▸ **Work required**
In the entries below, find every line with "first" and copy it.

▸ **Information shown**
-----
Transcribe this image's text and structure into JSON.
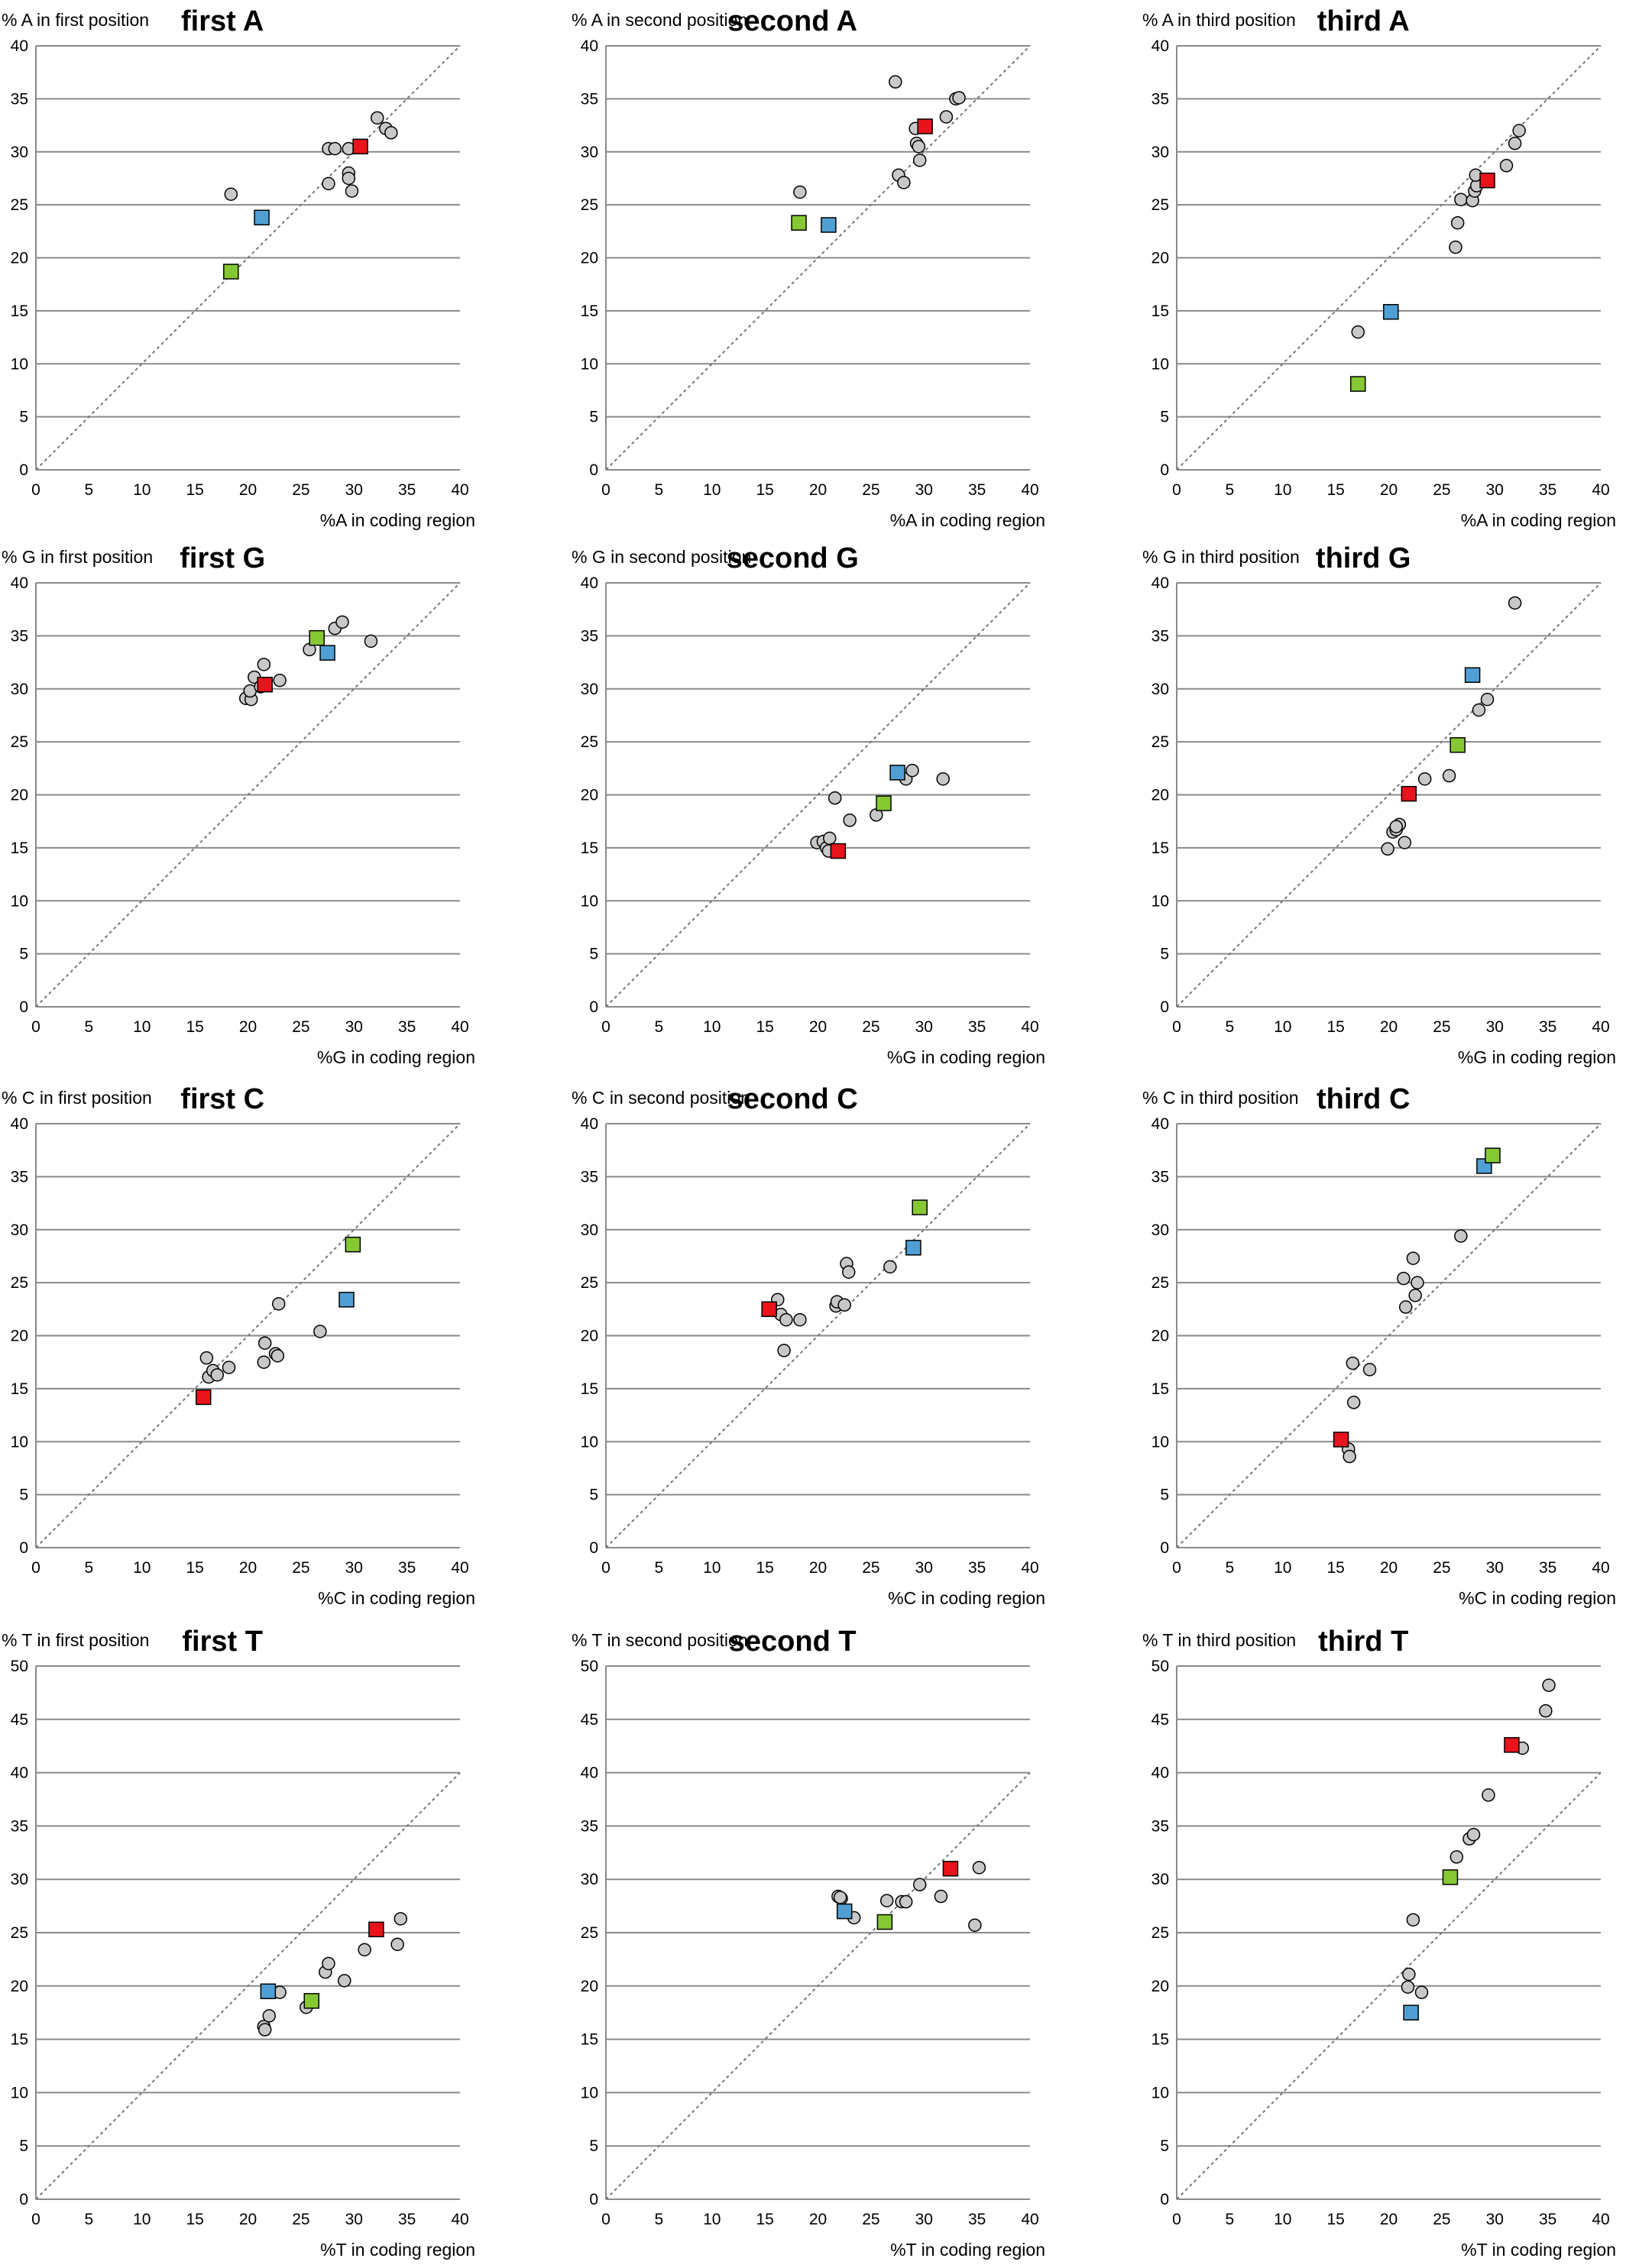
{
  "figure": {
    "colors": {
      "circle": "#c8c8c8",
      "red": "#e8131b",
      "blue": "#4f9fd4",
      "green": "#86c833",
      "grid": "#8a8a8a",
      "diagonal": "#777777"
    }
  },
  "chart_data": [
    {
      "type": "scatter",
      "title": "first A",
      "ylabel": "% A in first position",
      "xlabel": "%A in coding region",
      "xlim": [
        0,
        40
      ],
      "ylim": [
        0,
        40
      ],
      "xticks": [
        "0",
        "5",
        "10",
        "15",
        "20",
        "25",
        "30",
        "35",
        "40"
      ],
      "yticks": [
        "0",
        "5",
        "10",
        "15",
        "20",
        "25",
        "30",
        "35",
        "40"
      ],
      "circles": [
        [
          18.4,
          26
        ],
        [
          27.6,
          30.3
        ],
        [
          28.2,
          30.3
        ],
        [
          29.5,
          30.3
        ],
        [
          27.6,
          27
        ],
        [
          29.5,
          28
        ],
        [
          29.5,
          27.5
        ],
        [
          29.8,
          26.3
        ],
        [
          32.2,
          33.2
        ],
        [
          33,
          32.2
        ],
        [
          33.5,
          31.8
        ]
      ],
      "red": [
        [
          30.6,
          30.5
        ]
      ],
      "blue": [
        [
          21.3,
          23.8
        ]
      ],
      "green": [
        [
          18.4,
          18.7
        ]
      ]
    },
    {
      "type": "scatter",
      "title": "second A",
      "ylabel": "% A in second position",
      "xlabel": "%A in coding region",
      "xlim": [
        0,
        40
      ],
      "ylim": [
        0,
        40
      ],
      "xticks": [
        "0",
        "5",
        "10",
        "15",
        "20",
        "25",
        "30",
        "35",
        "40"
      ],
      "yticks": [
        "0",
        "5",
        "10",
        "15",
        "20",
        "25",
        "30",
        "35",
        "40"
      ],
      "circles": [
        [
          18.3,
          26.2
        ],
        [
          27.3,
          36.6
        ],
        [
          29.2,
          32.2
        ],
        [
          29.3,
          30.8
        ],
        [
          29.5,
          30.5
        ],
        [
          29.6,
          29.2
        ],
        [
          27.6,
          27.8
        ],
        [
          28.1,
          27.1
        ],
        [
          32.1,
          33.3
        ],
        [
          33,
          35
        ],
        [
          33.3,
          35.1
        ]
      ],
      "red": [
        [
          30.1,
          32.4
        ]
      ],
      "blue": [
        [
          21,
          23.1
        ]
      ],
      "green": [
        [
          18.2,
          23.3
        ]
      ]
    },
    {
      "type": "scatter",
      "title": "third A",
      "ylabel": "% A in third position",
      "xlabel": "%A in coding region",
      "xlim": [
        0,
        40
      ],
      "ylim": [
        0,
        40
      ],
      "xticks": [
        "0",
        "5",
        "10",
        "15",
        "20",
        "25",
        "30",
        "35",
        "40"
      ],
      "yticks": [
        "0",
        "5",
        "10",
        "15",
        "20",
        "25",
        "30",
        "35",
        "40"
      ],
      "circles": [
        [
          17.1,
          13
        ],
        [
          26.3,
          21
        ],
        [
          26.5,
          23.3
        ],
        [
          26.8,
          25.5
        ],
        [
          27.9,
          25.4
        ],
        [
          28.1,
          26.3
        ],
        [
          28.3,
          26.8
        ],
        [
          28.2,
          27.8
        ],
        [
          31.1,
          28.7
        ],
        [
          31.9,
          30.8
        ],
        [
          32.3,
          32
        ]
      ],
      "red": [
        [
          29.3,
          27.3
        ]
      ],
      "blue": [
        [
          20.2,
          14.9
        ]
      ],
      "green": [
        [
          17.1,
          8.1
        ]
      ]
    },
    {
      "type": "scatter",
      "title": "first G",
      "ylabel": "% G in first position",
      "xlabel": "%G in coding region",
      "xlim": [
        0,
        40
      ],
      "ylim": [
        0,
        40
      ],
      "xticks": [
        "0",
        "5",
        "10",
        "15",
        "20",
        "25",
        "30",
        "35",
        "40"
      ],
      "yticks": [
        "0",
        "5",
        "10",
        "15",
        "20",
        "25",
        "30",
        "35",
        "40"
      ],
      "circles": [
        [
          19.8,
          29.1
        ],
        [
          20.3,
          29
        ],
        [
          20.2,
          29.8
        ],
        [
          20.6,
          31.1
        ],
        [
          21.2,
          30.2
        ],
        [
          21.5,
          32.3
        ],
        [
          23,
          30.8
        ],
        [
          25.8,
          33.7
        ],
        [
          28.2,
          35.7
        ],
        [
          28.9,
          36.3
        ],
        [
          31.6,
          34.5
        ]
      ],
      "red": [
        [
          21.6,
          30.4
        ]
      ],
      "blue": [
        [
          27.5,
          33.4
        ]
      ],
      "green": [
        [
          26.5,
          34.8
        ]
      ]
    },
    {
      "type": "scatter",
      "title": "second G",
      "ylabel": "% G in second position",
      "xlabel": "%G in coding region",
      "xlim": [
        0,
        40
      ],
      "ylim": [
        0,
        40
      ],
      "xticks": [
        "0",
        "5",
        "10",
        "15",
        "20",
        "25",
        "30",
        "35",
        "40"
      ],
      "yticks": [
        "0",
        "5",
        "10",
        "15",
        "20",
        "25",
        "30",
        "35",
        "40"
      ],
      "circles": [
        [
          19.9,
          15.5
        ],
        [
          20.5,
          15.6
        ],
        [
          20.8,
          15
        ],
        [
          21,
          14.7
        ],
        [
          21.1,
          15.9
        ],
        [
          21.6,
          19.7
        ],
        [
          23,
          17.6
        ],
        [
          25.5,
          18.1
        ],
        [
          28.3,
          21.5
        ],
        [
          28.9,
          22.3
        ],
        [
          31.8,
          21.5
        ]
      ],
      "red": [
        [
          21.9,
          14.7
        ]
      ],
      "blue": [
        [
          27.5,
          22.1
        ]
      ],
      "green": [
        [
          26.2,
          19.2
        ]
      ]
    },
    {
      "type": "scatter",
      "title": "third G",
      "ylabel": "% G in third position",
      "xlabel": "%G in coding region",
      "xlim": [
        0,
        40
      ],
      "ylim": [
        0,
        40
      ],
      "xticks": [
        "0",
        "5",
        "10",
        "15",
        "20",
        "25",
        "30",
        "35",
        "40"
      ],
      "yticks": [
        "0",
        "5",
        "10",
        "15",
        "20",
        "25",
        "30",
        "35",
        "40"
      ],
      "circles": [
        [
          19.9,
          14.9
        ],
        [
          20.4,
          16.5
        ],
        [
          20.7,
          16.7
        ],
        [
          21,
          17.2
        ],
        [
          21.5,
          15.5
        ],
        [
          23.4,
          21.5
        ],
        [
          25.7,
          21.8
        ],
        [
          28.5,
          28
        ],
        [
          29.3,
          29
        ],
        [
          31.9,
          38.1
        ],
        [
          20.7,
          17
        ]
      ],
      "red": [
        [
          21.9,
          20.1
        ]
      ],
      "blue": [
        [
          27.9,
          31.3
        ]
      ],
      "green": [
        [
          26.5,
          24.7
        ]
      ]
    },
    {
      "type": "scatter",
      "title": "first C",
      "ylabel": "% C in first position",
      "xlabel": "%C in coding region",
      "xlim": [
        0,
        40
      ],
      "ylim": [
        0,
        40
      ],
      "xticks": [
        "0",
        "5",
        "10",
        "15",
        "20",
        "25",
        "30",
        "35",
        "40"
      ],
      "yticks": [
        "0",
        "5",
        "10",
        "15",
        "20",
        "25",
        "30",
        "35",
        "40"
      ],
      "circles": [
        [
          16.1,
          17.9
        ],
        [
          16.3,
          16.1
        ],
        [
          16.7,
          16.7
        ],
        [
          17.1,
          16.3
        ],
        [
          18.2,
          17
        ],
        [
          21.5,
          17.5
        ],
        [
          21.6,
          19.3
        ],
        [
          22.6,
          18.3
        ],
        [
          22.8,
          18.1
        ],
        [
          22.9,
          23
        ],
        [
          26.8,
          20.4
        ]
      ],
      "red": [
        [
          15.8,
          14.2
        ]
      ],
      "blue": [
        [
          29.3,
          23.4
        ]
      ],
      "green": [
        [
          29.9,
          28.6
        ]
      ]
    },
    {
      "type": "scatter",
      "title": "second C",
      "ylabel": "% C in second position",
      "xlabel": "%C in coding region",
      "xlim": [
        0,
        40
      ],
      "ylim": [
        0,
        40
      ],
      "xticks": [
        "0",
        "5",
        "10",
        "15",
        "20",
        "25",
        "30",
        "35",
        "40"
      ],
      "yticks": [
        "0",
        "5",
        "10",
        "15",
        "20",
        "25",
        "30",
        "35",
        "40"
      ],
      "circles": [
        [
          16.2,
          23.4
        ],
        [
          16.5,
          22
        ],
        [
          16.8,
          18.6
        ],
        [
          17,
          21.5
        ],
        [
          18.3,
          21.5
        ],
        [
          21.7,
          22.8
        ],
        [
          21.8,
          23.2
        ],
        [
          22.5,
          22.9
        ],
        [
          22.7,
          26.8
        ],
        [
          22.9,
          26
        ],
        [
          26.8,
          26.5
        ]
      ],
      "red": [
        [
          15.4,
          22.5
        ]
      ],
      "blue": [
        [
          29,
          28.3
        ]
      ],
      "green": [
        [
          29.6,
          32.1
        ]
      ]
    },
    {
      "type": "scatter",
      "title": "third C",
      "ylabel": "% C in third position",
      "xlabel": "%C in coding region",
      "xlim": [
        0,
        40
      ],
      "ylim": [
        0,
        40
      ],
      "xticks": [
        "0",
        "5",
        "10",
        "15",
        "20",
        "25",
        "30",
        "35",
        "40"
      ],
      "yticks": [
        "0",
        "5",
        "10",
        "15",
        "20",
        "25",
        "30",
        "35",
        "40"
      ],
      "circles": [
        [
          16.2,
          9.3
        ],
        [
          16.3,
          8.6
        ],
        [
          16.7,
          13.7
        ],
        [
          16.6,
          17.4
        ],
        [
          18.2,
          16.8
        ],
        [
          21.4,
          25.4
        ],
        [
          21.6,
          22.7
        ],
        [
          22.3,
          27.3
        ],
        [
          22.5,
          23.8
        ],
        [
          22.7,
          25
        ],
        [
          26.8,
          29.4
        ]
      ],
      "red": [
        [
          15.5,
          10.2
        ]
      ],
      "blue": [
        [
          29,
          36
        ]
      ],
      "green": [
        [
          29.8,
          37
        ]
      ]
    },
    {
      "type": "scatter",
      "title": "first T",
      "ylabel": "% T in first position",
      "xlabel": "%T in coding region",
      "xlim": [
        0,
        40
      ],
      "ylim": [
        0,
        50
      ],
      "xticks": [
        "0",
        "5",
        "10",
        "15",
        "20",
        "25",
        "30",
        "35",
        "40"
      ],
      "yticks": [
        "0",
        "5",
        "10",
        "15",
        "20",
        "25",
        "30",
        "35",
        "40",
        "45",
        "50"
      ],
      "circles": [
        [
          21.5,
          16.2
        ],
        [
          21.6,
          15.9
        ],
        [
          22,
          17.2
        ],
        [
          23,
          19.4
        ],
        [
          25.5,
          18
        ],
        [
          27.3,
          21.3
        ],
        [
          27.6,
          22.1
        ],
        [
          29.1,
          20.5
        ],
        [
          31,
          23.4
        ],
        [
          34.1,
          23.9
        ],
        [
          34.4,
          26.3
        ]
      ],
      "red": [
        [
          32.1,
          25.3
        ]
      ],
      "blue": [
        [
          21.9,
          19.5
        ]
      ],
      "green": [
        [
          26,
          18.6
        ]
      ]
    },
    {
      "type": "scatter",
      "title": "second T",
      "ylabel": "% T in second position",
      "xlabel": "%T in coding region",
      "xlim": [
        0,
        40
      ],
      "ylim": [
        0,
        50
      ],
      "xticks": [
        "0",
        "5",
        "10",
        "15",
        "20",
        "25",
        "30",
        "35",
        "40"
      ],
      "yticks": [
        "0",
        "5",
        "10",
        "15",
        "20",
        "25",
        "30",
        "35",
        "40",
        "45",
        "50"
      ],
      "circles": [
        [
          21.9,
          28.4
        ],
        [
          22.2,
          28.2
        ],
        [
          23.4,
          26.4
        ],
        [
          26.5,
          28
        ],
        [
          27.9,
          27.9
        ],
        [
          28.3,
          27.9
        ],
        [
          29.6,
          29.5
        ],
        [
          31.6,
          28.4
        ],
        [
          34.8,
          25.7
        ],
        [
          35.2,
          31.1
        ],
        [
          22.1,
          28.3
        ]
      ],
      "red": [
        [
          32.5,
          31
        ]
      ],
      "blue": [
        [
          22.5,
          27
        ]
      ],
      "green": [
        [
          26.3,
          26
        ]
      ]
    },
    {
      "type": "scatter",
      "title": "third T",
      "ylabel": "% T in third position",
      "xlabel": "%T in coding region",
      "xlim": [
        0,
        40
      ],
      "ylim": [
        0,
        50
      ],
      "xticks": [
        "0",
        "5",
        "10",
        "15",
        "20",
        "25",
        "30",
        "35",
        "40"
      ],
      "yticks": [
        "0",
        "5",
        "10",
        "15",
        "20",
        "25",
        "30",
        "35",
        "40",
        "45",
        "50"
      ],
      "circles": [
        [
          21.8,
          19.9
        ],
        [
          21.9,
          21.1
        ],
        [
          22.3,
          26.2
        ],
        [
          23.1,
          19.4
        ],
        [
          26.4,
          32.1
        ],
        [
          27.6,
          33.8
        ],
        [
          28,
          34.2
        ],
        [
          29.4,
          37.9
        ],
        [
          32.6,
          42.3
        ],
        [
          34.8,
          45.8
        ],
        [
          35.1,
          48.2
        ]
      ],
      "red": [
        [
          31.6,
          42.6
        ]
      ],
      "blue": [
        [
          22.1,
          17.5
        ]
      ],
      "green": [
        [
          25.8,
          30.2
        ]
      ]
    }
  ]
}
-----
▸ **Correct output**
      "title": "first A",
      "ylabel": "% A in first position",
      "title": "first G",
      "ylabel": "% G in first position",
      "title": "first C",
      "ylabel": "% C in first position",
      "title": "first T",
      "ylabel": "% T in first position",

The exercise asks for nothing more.